What to work on
Print the data exactly as it is given, please.

***

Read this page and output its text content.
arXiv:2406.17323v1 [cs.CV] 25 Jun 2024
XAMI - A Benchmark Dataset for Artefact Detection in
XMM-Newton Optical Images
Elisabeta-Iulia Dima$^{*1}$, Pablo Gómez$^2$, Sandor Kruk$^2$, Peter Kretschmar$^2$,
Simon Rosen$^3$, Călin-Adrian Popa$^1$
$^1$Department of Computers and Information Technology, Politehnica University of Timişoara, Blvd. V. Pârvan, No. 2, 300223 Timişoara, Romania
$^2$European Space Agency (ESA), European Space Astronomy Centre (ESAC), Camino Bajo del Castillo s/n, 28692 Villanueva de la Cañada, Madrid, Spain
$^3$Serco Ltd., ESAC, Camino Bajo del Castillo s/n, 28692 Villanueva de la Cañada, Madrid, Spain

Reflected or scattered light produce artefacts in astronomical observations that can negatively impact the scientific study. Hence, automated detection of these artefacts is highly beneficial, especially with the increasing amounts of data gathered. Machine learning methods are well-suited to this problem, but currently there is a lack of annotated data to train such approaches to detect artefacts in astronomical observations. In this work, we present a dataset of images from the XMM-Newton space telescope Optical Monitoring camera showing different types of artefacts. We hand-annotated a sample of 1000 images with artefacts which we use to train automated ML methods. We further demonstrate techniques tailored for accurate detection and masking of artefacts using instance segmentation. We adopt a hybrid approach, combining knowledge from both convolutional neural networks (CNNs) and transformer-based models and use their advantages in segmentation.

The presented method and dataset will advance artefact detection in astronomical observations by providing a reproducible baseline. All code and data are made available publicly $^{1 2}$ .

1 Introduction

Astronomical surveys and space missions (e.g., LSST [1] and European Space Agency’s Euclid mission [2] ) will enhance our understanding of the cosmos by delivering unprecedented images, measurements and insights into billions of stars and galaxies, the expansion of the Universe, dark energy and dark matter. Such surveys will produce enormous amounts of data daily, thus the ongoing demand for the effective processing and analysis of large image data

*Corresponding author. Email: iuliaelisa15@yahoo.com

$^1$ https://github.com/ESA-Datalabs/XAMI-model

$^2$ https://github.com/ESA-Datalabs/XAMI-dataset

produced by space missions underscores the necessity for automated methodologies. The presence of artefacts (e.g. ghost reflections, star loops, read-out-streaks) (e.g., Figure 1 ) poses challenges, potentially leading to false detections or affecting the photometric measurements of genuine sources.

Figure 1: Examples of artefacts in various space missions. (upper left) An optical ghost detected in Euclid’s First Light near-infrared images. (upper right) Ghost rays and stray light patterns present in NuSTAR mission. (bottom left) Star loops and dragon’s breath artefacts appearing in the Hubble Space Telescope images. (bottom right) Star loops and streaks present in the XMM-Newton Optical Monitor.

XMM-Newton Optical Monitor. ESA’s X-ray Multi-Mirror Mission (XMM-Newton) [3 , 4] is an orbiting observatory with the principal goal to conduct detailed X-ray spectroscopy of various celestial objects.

***

Answer for this exercise
Read this page and output its text content.
arXiv:2406.17323v1 [cs.CV] 25 Jun 2024
XAMI - A Benchmark Dataset for Artefact Detection in
XMM-Newton Optical Images
Elisabeta-Iulia Dima$^{*1}$, Pablo Gómez$^2$, Sandor Kruk$^2$, Peter Kretschmar$^2$,
Simon Rosen$^3$, Călin-Adrian Popa$^1$
$^1$Department of Computers and Information Technology, Politehnica University of Timişoara, Blvd. V. Pârvan, No. 2, 300223 Timişoara, Romania
$^2$European Space Agency (ESA), European Space Astronomy Centre (ESAC), Camino Bajo del Castillo s/n, 28692 Villanueva de la Cañada, Madrid, Spain
$^3$Serco Ltd., ESAC, Camino Bajo del Castillo s/n, 28692 Villanueva de la Cañada, Madrid, Spain

Reflected or scattered light produce artefacts in astronomical observations that can negatively impact the scientific study. Hence, automated detection of these artefacts is highly beneficial, especially with the increasing amounts of data gathered. Machine learning methods are well-suited to this problem, but currently there is a lack of annotated data to train such approaches to detect artefacts in astronomical observations. In this work, we present a dataset of images from the XMM-Newton space telescope Optical Monitoring camera showing different types of artefacts. We hand-annotated a sample of 1000 images with artefacts which we use to train automated ML methods. We further demonstrate techniques tailored for accurate detection and masking of artefacts using instance segmentation. We adopt a hybrid approach, combining knowledge from both convolutional neural networks (CNNs) and transformer-based models and use their advantages in segmentation.

The presented method and dataset will advance artefact detection in astronomical observations by providing a reproducible baseline. All code and data are made available publicly $^{1 2}$ .

1 Introduction

Astronomical surveys and space missions (e.g., LSST [1] and European Space Agency’s Euclid mission [2] ) will enhance our understanding of the cosmos by delivering unprecedented images, measurements and insights into billions of stars and galaxies, the expansion of the Universe, dark energy and dark matter. Such surveys will produce enormous amounts of data daily, thus the ongoing demand for the effective processing and analysis of large image data

*Corresponding author. Email: iuliaelisa15@yahoo.com

$^1$ https://github.com/ESA-Datalabs/XAMI-model

$^2$ https://github.com/ESA-Datalabs/XAMI-dataset

produced by space missions underscores the necessity for automated methodologies. The presence of artefacts (e.g. ghost reflections, star loops, read-out-streaks) (e.g., Figure 1 ) poses challenges, potentially leading to false detections or affecting the photometric measurements of genuine sources.

Figure 1: Examples of artefacts in various space missions. (upper left) An optical ghost detected in Euclid’s First Light near-infrared images. (upper right) Ghost rays and stray light patterns present in NuSTAR mission. (bottom left) Star loops and dragon’s breath artefacts appearing in the Hubble Space Telescope images. (bottom right) Star loops and streaks present in the XMM-Newton Optical Monitor.

XMM-Newton Optical Monitor. ESA’s X-ray Multi-Mirror Mission (XMM-Newton) [3 , 4] is an orbiting observatory with the principal goal to conduct detailed X-ray spectroscopy of various celestial objects.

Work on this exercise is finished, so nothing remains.